» **What this task involves**
Extract from the listing each line in which the word "political" appears.

○ ○ ○ ○ ○ ○ ○

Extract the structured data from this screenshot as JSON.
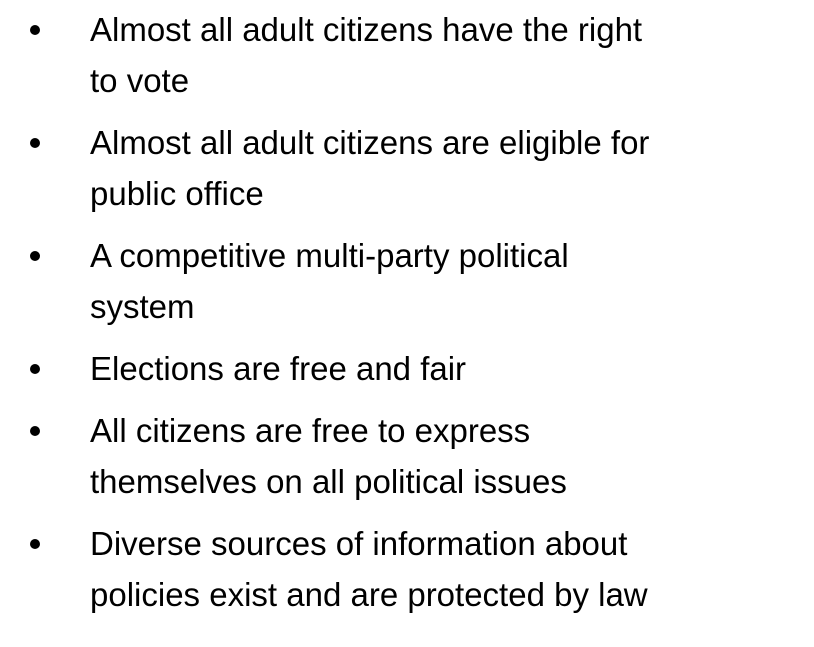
{
  "bullets": [
    {
      "lines": [
        "Almost all adult citizens have the right",
        "to vote"
      ]
    },
    {
      "lines": [
        "Almost all adult citizens are eligible for",
        "public office"
      ]
    },
    {
      "lines": [
        "A competitive multi-party political",
        "system"
      ]
    },
    {
      "lines": [
        "Elections are free and fair"
      ]
    },
    {
      "lines": [
        "All citizens are free to express",
        "themselves on all political issues"
      ]
    },
    {
      "lines": [
        "Diverse sources of information about",
        "policies exist and are protected by law"
      ]
    }
  ]
}
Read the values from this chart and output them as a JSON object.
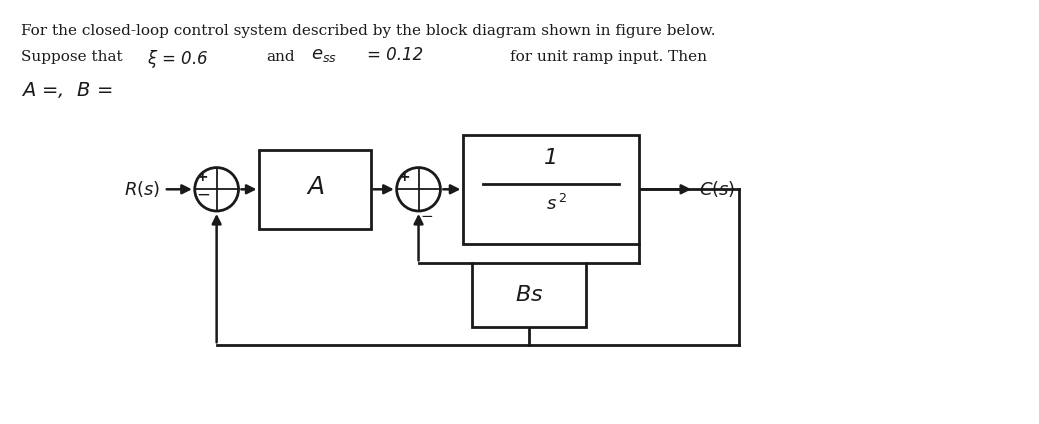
{
  "bg_color": "#ffffff",
  "text_color": "#1a1a1a",
  "line_color": "#1a1a1a",
  "fig_width": 10.39,
  "fig_height": 4.24,
  "dpi": 100,
  "line1": "For the closed-loop control system described by the block diagram shown in figure below.",
  "line2_sup": "Suppose that",
  "line2_xi": "ξ = 0.6",
  "line2_and": "and",
  "line2_ess_label": "e",
  "line2_ess_sub": "ss",
  "line2_ess_val": "= 0.12",
  "line2_rest": "for unit ramp input. Then",
  "line3": "A =,  B ="
}
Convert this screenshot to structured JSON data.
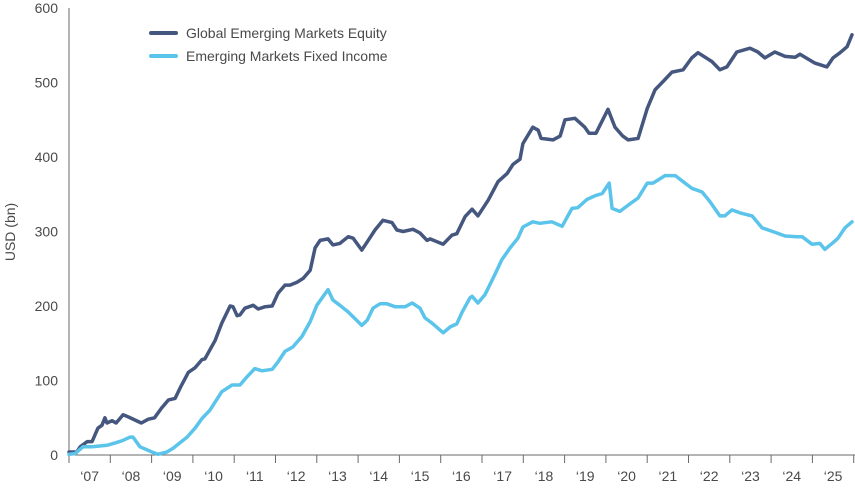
{
  "chart_data": {
    "type": "line",
    "title": "",
    "xlabel": "",
    "ylabel": "USD (bn)",
    "ylim": [
      0,
      600
    ],
    "xlim": [
      2007,
      2026
    ],
    "y_ticks": [
      "0",
      "100",
      "200",
      "300",
      "400",
      "500",
      "600"
    ],
    "x_tick_labels": [
      "‘07",
      "‘08",
      "‘09",
      "‘10",
      "‘11",
      "‘12",
      "‘13",
      "‘14",
      "‘15",
      "‘16",
      "‘17",
      "‘18",
      "‘19",
      "‘20",
      "‘21",
      "‘22",
      "‘23",
      "‘24",
      "‘25"
    ],
    "grid": false,
    "legend_position": "top-left",
    "series": [
      {
        "name": "Global Emerging Markets Equity",
        "color": "#45577e",
        "points": [
          [
            2007.0,
            4
          ],
          [
            2007.19,
            4
          ],
          [
            2007.27,
            11
          ],
          [
            2007.44,
            18
          ],
          [
            2007.56,
            18
          ],
          [
            2007.7,
            36
          ],
          [
            2007.8,
            40
          ],
          [
            2007.87,
            50
          ],
          [
            2007.92,
            43
          ],
          [
            2008.04,
            46
          ],
          [
            2008.14,
            43
          ],
          [
            2008.31,
            54
          ],
          [
            2008.44,
            51
          ],
          [
            2008.75,
            43
          ],
          [
            2008.92,
            48
          ],
          [
            2009.07,
            50
          ],
          [
            2009.24,
            63
          ],
          [
            2009.41,
            74
          ],
          [
            2009.57,
            76
          ],
          [
            2009.7,
            91
          ],
          [
            2009.89,
            111
          ],
          [
            2010.05,
            117
          ],
          [
            2010.22,
            128
          ],
          [
            2010.29,
            129
          ],
          [
            2010.54,
            154
          ],
          [
            2010.7,
            177
          ],
          [
            2010.9,
            200
          ],
          [
            2010.97,
            199
          ],
          [
            2011.07,
            187
          ],
          [
            2011.14,
            188
          ],
          [
            2011.26,
            197
          ],
          [
            2011.46,
            201
          ],
          [
            2011.58,
            196
          ],
          [
            2011.75,
            199
          ],
          [
            2011.92,
            200
          ],
          [
            2012.06,
            217
          ],
          [
            2012.23,
            228
          ],
          [
            2012.35,
            228
          ],
          [
            2012.52,
            232
          ],
          [
            2012.67,
            237
          ],
          [
            2012.84,
            248
          ],
          [
            2012.96,
            278
          ],
          [
            2013.08,
            288
          ],
          [
            2013.27,
            290
          ],
          [
            2013.39,
            282
          ],
          [
            2013.56,
            284
          ],
          [
            2013.76,
            293
          ],
          [
            2013.88,
            291
          ],
          [
            2014.09,
            275
          ],
          [
            2014.22,
            286
          ],
          [
            2014.41,
            302
          ],
          [
            2014.6,
            315
          ],
          [
            2014.82,
            312
          ],
          [
            2014.94,
            302
          ],
          [
            2015.09,
            300
          ],
          [
            2015.33,
            303
          ],
          [
            2015.5,
            298
          ],
          [
            2015.67,
            288
          ],
          [
            2015.74,
            290
          ],
          [
            2016.06,
            283
          ],
          [
            2016.27,
            295
          ],
          [
            2016.39,
            297
          ],
          [
            2016.59,
            320
          ],
          [
            2016.76,
            330
          ],
          [
            2016.9,
            321
          ],
          [
            2017.15,
            342
          ],
          [
            2017.39,
            367
          ],
          [
            2017.61,
            378
          ],
          [
            2017.75,
            390
          ],
          [
            2017.92,
            397
          ],
          [
            2017.99,
            418
          ],
          [
            2018.23,
            440
          ],
          [
            2018.36,
            436
          ],
          [
            2018.43,
            425
          ],
          [
            2018.72,
            423
          ],
          [
            2018.89,
            428
          ],
          [
            2019.01,
            450
          ],
          [
            2019.25,
            452
          ],
          [
            2019.49,
            440
          ],
          [
            2019.59,
            432
          ],
          [
            2019.76,
            432
          ],
          [
            2020.05,
            464
          ],
          [
            2020.22,
            440
          ],
          [
            2020.41,
            428
          ],
          [
            2020.54,
            423
          ],
          [
            2020.78,
            425
          ],
          [
            2021.0,
            465
          ],
          [
            2021.19,
            490
          ],
          [
            2021.43,
            504
          ],
          [
            2021.6,
            514
          ],
          [
            2021.87,
            517
          ],
          [
            2022.08,
            533
          ],
          [
            2022.23,
            540
          ],
          [
            2022.57,
            528
          ],
          [
            2022.76,
            517
          ],
          [
            2022.93,
            521
          ],
          [
            2023.17,
            541
          ],
          [
            2023.49,
            546
          ],
          [
            2023.68,
            541
          ],
          [
            2023.85,
            533
          ],
          [
            2024.09,
            541
          ],
          [
            2024.34,
            535
          ],
          [
            2024.58,
            534
          ],
          [
            2024.7,
            538
          ],
          [
            2025.06,
            526
          ],
          [
            2025.35,
            521
          ],
          [
            2025.5,
            533
          ],
          [
            2025.67,
            540
          ],
          [
            2025.84,
            548
          ],
          [
            2025.96,
            564
          ]
        ]
      },
      {
        "name": "Emerging Markets Fixed Income",
        "color": "#5bc4ea",
        "points": [
          [
            2007.0,
            1
          ],
          [
            2007.15,
            2
          ],
          [
            2007.34,
            11
          ],
          [
            2007.56,
            11
          ],
          [
            2007.92,
            13
          ],
          [
            2008.11,
            16
          ],
          [
            2008.28,
            19
          ],
          [
            2008.48,
            24
          ],
          [
            2008.55,
            24
          ],
          [
            2008.72,
            11
          ],
          [
            2009.01,
            4
          ],
          [
            2009.15,
            1
          ],
          [
            2009.37,
            4
          ],
          [
            2009.52,
            9
          ],
          [
            2009.86,
            24
          ],
          [
            2010.05,
            36
          ],
          [
            2010.22,
            49
          ],
          [
            2010.41,
            60
          ],
          [
            2010.7,
            85
          ],
          [
            2010.95,
            94
          ],
          [
            2011.14,
            94
          ],
          [
            2011.31,
            105
          ],
          [
            2011.5,
            116
          ],
          [
            2011.67,
            113
          ],
          [
            2011.92,
            115
          ],
          [
            2012.06,
            125
          ],
          [
            2012.23,
            139
          ],
          [
            2012.42,
            145
          ],
          [
            2012.64,
            159
          ],
          [
            2012.84,
            179
          ],
          [
            2013.0,
            201
          ],
          [
            2013.27,
            222
          ],
          [
            2013.39,
            208
          ],
          [
            2013.56,
            201
          ],
          [
            2013.76,
            192
          ],
          [
            2014.09,
            174
          ],
          [
            2014.22,
            181
          ],
          [
            2014.36,
            197
          ],
          [
            2014.53,
            203
          ],
          [
            2014.7,
            203
          ],
          [
            2014.89,
            199
          ],
          [
            2015.14,
            199
          ],
          [
            2015.31,
            204
          ],
          [
            2015.5,
            197
          ],
          [
            2015.62,
            184
          ],
          [
            2015.79,
            177
          ],
          [
            2016.06,
            164
          ],
          [
            2016.23,
            172
          ],
          [
            2016.39,
            176
          ],
          [
            2016.52,
            192
          ],
          [
            2016.71,
            211
          ],
          [
            2016.76,
            213
          ],
          [
            2016.9,
            204
          ],
          [
            2017.07,
            215
          ],
          [
            2017.31,
            242
          ],
          [
            2017.48,
            262
          ],
          [
            2017.68,
            278
          ],
          [
            2017.87,
            291
          ],
          [
            2017.99,
            306
          ],
          [
            2018.23,
            313
          ],
          [
            2018.4,
            311
          ],
          [
            2018.69,
            313
          ],
          [
            2018.94,
            307
          ],
          [
            2019.18,
            331
          ],
          [
            2019.32,
            332
          ],
          [
            2019.54,
            343
          ],
          [
            2019.74,
            348
          ],
          [
            2019.91,
            351
          ],
          [
            2020.08,
            365
          ],
          [
            2020.15,
            331
          ],
          [
            2020.34,
            327
          ],
          [
            2020.58,
            337
          ],
          [
            2020.78,
            345
          ],
          [
            2021.0,
            365
          ],
          [
            2021.14,
            365
          ],
          [
            2021.43,
            375
          ],
          [
            2021.68,
            375
          ],
          [
            2021.87,
            367
          ],
          [
            2022.08,
            358
          ],
          [
            2022.33,
            353
          ],
          [
            2022.52,
            340
          ],
          [
            2022.76,
            321
          ],
          [
            2022.88,
            321
          ],
          [
            2023.05,
            329
          ],
          [
            2023.25,
            325
          ],
          [
            2023.54,
            321
          ],
          [
            2023.78,
            305
          ],
          [
            2024.14,
            298
          ],
          [
            2024.34,
            294
          ],
          [
            2024.63,
            293
          ],
          [
            2024.75,
            293
          ],
          [
            2024.99,
            283
          ],
          [
            2025.18,
            284
          ],
          [
            2025.3,
            276
          ],
          [
            2025.5,
            285
          ],
          [
            2025.62,
            291
          ],
          [
            2025.79,
            305
          ],
          [
            2025.96,
            313
          ]
        ]
      }
    ]
  }
}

○ ○ ○ ○ ○ ○ ○

» **Solution for this task**
        "A competitive multi-party political",
        "themselves on all political issues"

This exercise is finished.